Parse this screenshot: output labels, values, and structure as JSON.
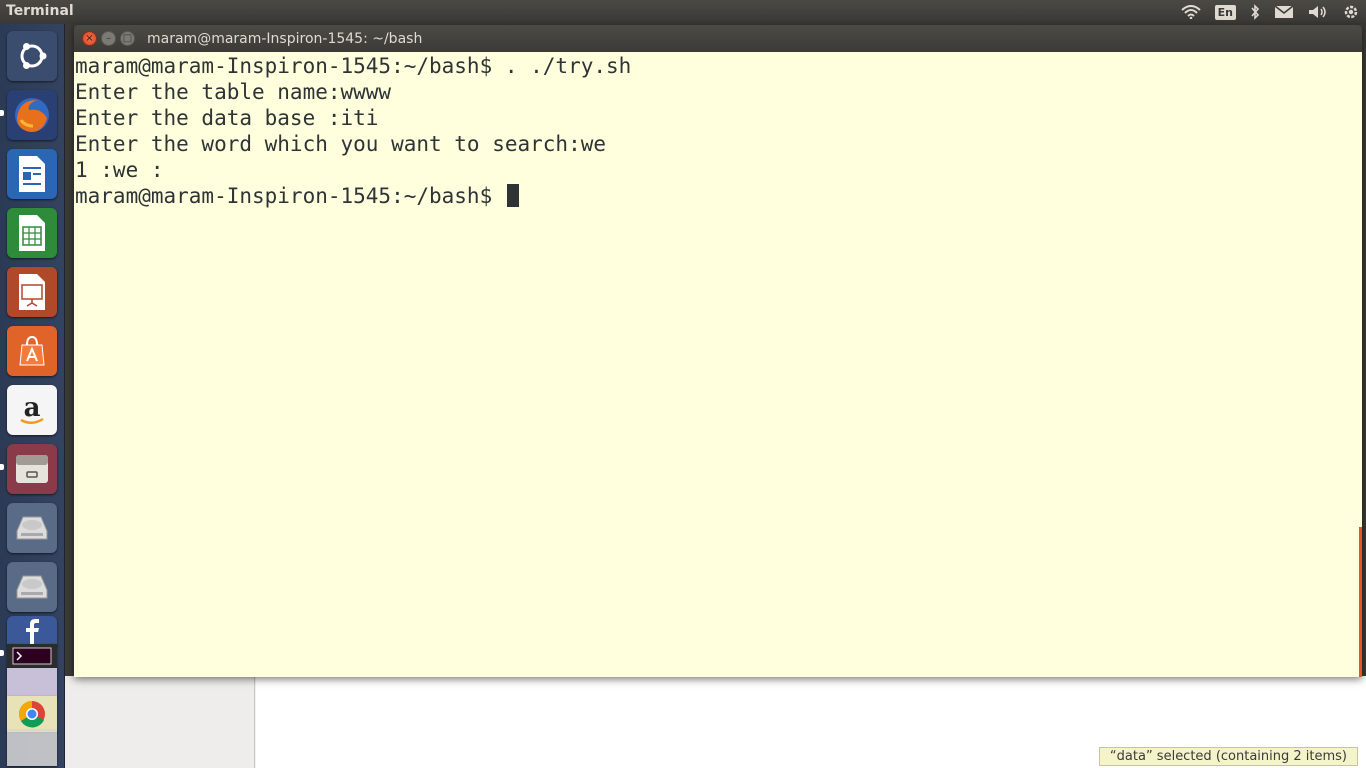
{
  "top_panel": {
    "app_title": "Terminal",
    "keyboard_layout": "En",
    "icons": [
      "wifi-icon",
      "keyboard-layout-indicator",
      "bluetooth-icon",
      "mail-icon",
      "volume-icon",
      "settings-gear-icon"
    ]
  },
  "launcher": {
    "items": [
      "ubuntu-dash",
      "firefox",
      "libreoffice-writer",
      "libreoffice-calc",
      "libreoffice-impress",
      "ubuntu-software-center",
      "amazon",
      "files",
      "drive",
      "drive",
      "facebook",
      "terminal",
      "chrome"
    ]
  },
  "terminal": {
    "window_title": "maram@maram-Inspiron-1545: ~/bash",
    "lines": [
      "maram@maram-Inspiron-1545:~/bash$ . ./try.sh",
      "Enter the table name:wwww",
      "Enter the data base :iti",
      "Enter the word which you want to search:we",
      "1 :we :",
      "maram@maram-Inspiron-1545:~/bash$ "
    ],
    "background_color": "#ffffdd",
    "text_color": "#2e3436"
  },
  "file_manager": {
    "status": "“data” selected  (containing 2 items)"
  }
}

...

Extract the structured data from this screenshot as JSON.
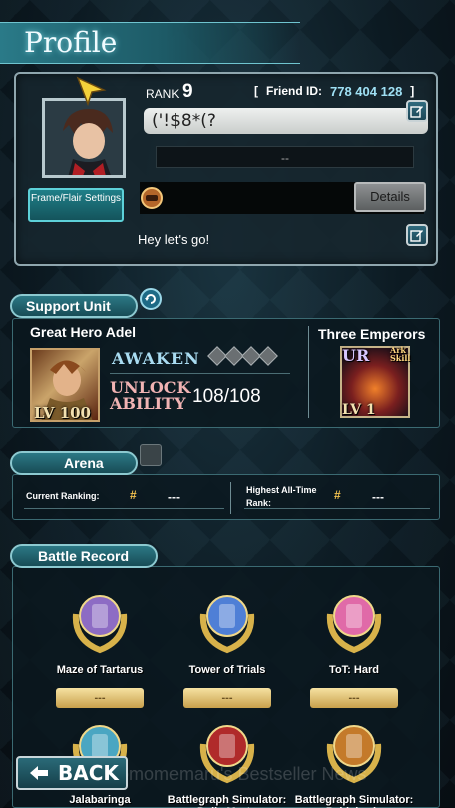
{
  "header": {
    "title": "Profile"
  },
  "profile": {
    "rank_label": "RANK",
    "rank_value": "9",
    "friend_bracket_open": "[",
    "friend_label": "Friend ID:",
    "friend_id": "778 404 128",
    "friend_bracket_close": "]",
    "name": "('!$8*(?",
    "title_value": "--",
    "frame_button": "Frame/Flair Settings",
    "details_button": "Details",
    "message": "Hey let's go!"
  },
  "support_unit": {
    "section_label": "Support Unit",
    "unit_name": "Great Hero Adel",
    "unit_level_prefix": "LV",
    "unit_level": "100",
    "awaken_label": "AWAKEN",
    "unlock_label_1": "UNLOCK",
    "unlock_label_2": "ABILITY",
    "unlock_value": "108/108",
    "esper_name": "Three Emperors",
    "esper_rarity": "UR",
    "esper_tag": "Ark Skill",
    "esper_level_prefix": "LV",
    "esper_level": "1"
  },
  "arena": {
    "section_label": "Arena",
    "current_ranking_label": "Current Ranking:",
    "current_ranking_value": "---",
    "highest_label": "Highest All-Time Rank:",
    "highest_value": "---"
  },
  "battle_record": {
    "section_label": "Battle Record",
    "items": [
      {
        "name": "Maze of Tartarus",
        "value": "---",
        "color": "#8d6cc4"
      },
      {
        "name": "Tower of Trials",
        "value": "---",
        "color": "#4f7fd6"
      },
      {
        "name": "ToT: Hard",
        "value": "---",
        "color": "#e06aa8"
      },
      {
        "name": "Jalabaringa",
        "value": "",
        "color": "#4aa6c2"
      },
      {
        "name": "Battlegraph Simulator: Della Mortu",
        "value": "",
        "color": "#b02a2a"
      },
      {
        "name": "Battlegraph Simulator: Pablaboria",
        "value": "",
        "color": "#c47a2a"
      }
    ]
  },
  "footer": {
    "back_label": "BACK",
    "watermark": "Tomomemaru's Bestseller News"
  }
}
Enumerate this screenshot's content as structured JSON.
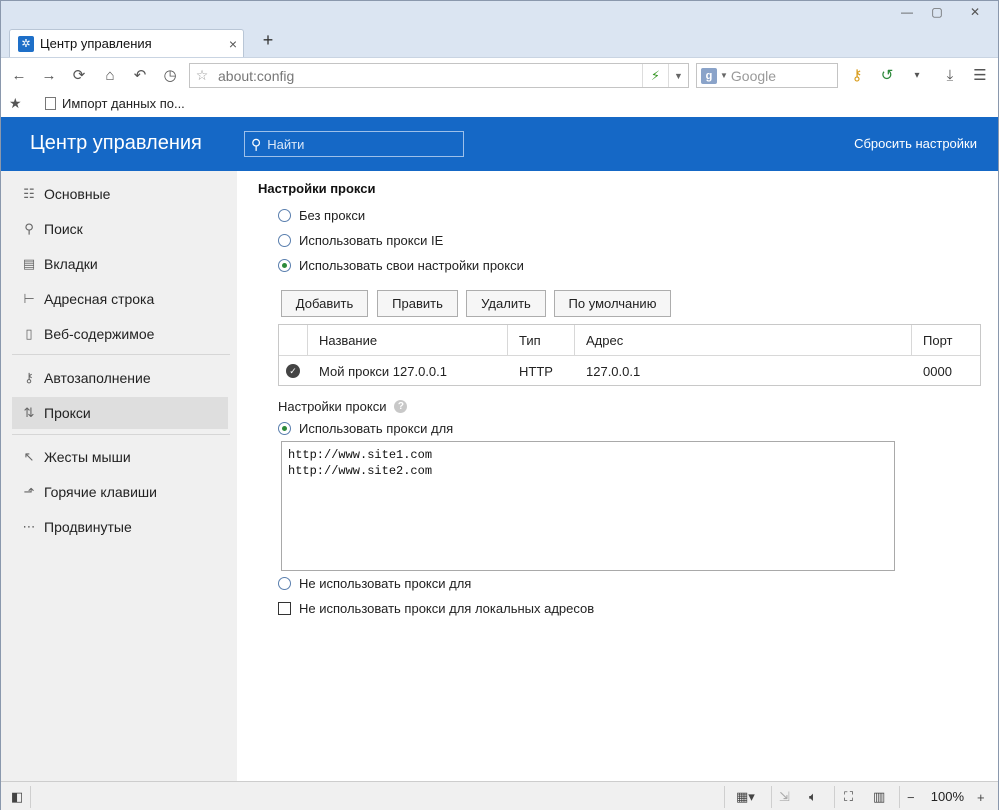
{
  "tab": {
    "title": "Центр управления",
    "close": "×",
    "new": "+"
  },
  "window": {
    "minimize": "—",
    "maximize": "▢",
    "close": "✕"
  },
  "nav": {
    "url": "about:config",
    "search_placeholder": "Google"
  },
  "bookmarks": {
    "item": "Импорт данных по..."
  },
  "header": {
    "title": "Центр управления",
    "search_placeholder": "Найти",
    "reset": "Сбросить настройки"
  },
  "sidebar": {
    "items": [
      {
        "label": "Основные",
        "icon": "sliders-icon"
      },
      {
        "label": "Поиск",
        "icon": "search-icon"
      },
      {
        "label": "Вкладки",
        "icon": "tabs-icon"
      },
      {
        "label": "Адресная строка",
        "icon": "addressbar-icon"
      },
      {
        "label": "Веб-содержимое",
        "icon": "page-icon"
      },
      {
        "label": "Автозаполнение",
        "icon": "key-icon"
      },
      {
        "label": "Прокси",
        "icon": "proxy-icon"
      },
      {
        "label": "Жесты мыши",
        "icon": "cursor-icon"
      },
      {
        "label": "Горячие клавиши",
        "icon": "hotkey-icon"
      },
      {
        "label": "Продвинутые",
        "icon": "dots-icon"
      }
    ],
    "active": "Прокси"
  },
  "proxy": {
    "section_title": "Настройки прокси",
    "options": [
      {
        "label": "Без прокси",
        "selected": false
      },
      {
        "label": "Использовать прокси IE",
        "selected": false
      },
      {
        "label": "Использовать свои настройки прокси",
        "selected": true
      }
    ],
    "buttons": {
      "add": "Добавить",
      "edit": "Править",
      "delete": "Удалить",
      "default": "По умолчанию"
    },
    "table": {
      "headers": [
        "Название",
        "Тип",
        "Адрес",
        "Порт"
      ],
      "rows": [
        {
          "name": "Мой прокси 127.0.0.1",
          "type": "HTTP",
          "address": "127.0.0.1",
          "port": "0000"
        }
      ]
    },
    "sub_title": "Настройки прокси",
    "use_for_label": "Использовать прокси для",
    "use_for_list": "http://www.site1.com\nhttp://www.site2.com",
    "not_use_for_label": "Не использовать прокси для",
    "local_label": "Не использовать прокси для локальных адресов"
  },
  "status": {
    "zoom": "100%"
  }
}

(WORK TO BE COMPLETED):
Tell how many lines include "libreoffice". The number is the whole answer.

(IN RESPONSE):
3